■ Written problem ■
Extract all lines in the data that contain the word "pointer".

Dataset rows
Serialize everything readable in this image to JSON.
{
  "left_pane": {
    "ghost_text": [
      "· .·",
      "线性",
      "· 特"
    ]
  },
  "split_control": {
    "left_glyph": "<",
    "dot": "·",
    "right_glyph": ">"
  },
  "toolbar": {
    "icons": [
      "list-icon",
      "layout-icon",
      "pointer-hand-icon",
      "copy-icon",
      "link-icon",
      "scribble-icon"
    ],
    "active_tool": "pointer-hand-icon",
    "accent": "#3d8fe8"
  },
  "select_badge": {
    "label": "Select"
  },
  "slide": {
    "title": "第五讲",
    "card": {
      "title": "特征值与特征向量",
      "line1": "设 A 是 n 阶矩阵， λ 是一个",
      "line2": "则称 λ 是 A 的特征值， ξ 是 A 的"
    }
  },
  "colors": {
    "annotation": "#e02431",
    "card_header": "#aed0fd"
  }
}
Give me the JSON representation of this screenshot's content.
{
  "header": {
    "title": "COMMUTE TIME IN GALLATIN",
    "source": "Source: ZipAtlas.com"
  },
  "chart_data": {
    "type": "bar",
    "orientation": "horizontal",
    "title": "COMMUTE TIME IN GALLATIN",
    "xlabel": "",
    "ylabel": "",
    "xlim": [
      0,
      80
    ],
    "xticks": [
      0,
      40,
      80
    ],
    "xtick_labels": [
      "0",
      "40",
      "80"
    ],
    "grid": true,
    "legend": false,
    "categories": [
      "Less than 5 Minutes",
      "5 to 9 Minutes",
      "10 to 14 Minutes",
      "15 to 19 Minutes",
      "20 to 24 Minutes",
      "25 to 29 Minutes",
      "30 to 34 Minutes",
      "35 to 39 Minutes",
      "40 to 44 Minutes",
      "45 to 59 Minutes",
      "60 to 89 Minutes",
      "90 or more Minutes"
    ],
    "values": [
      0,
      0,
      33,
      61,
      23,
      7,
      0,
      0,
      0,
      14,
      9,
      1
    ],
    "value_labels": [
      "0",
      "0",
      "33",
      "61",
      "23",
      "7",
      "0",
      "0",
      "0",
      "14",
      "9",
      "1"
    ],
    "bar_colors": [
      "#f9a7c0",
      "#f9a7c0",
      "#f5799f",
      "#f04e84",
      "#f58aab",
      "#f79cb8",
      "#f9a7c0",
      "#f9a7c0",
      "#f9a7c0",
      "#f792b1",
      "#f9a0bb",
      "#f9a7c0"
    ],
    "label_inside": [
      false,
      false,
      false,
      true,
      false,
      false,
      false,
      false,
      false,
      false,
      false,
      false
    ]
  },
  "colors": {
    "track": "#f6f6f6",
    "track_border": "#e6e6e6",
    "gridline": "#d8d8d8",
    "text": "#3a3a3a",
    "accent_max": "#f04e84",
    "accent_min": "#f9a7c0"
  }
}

■ Solution ■
      "pointer-hand-icon",
    "active_tool": "pointer-hand-icon",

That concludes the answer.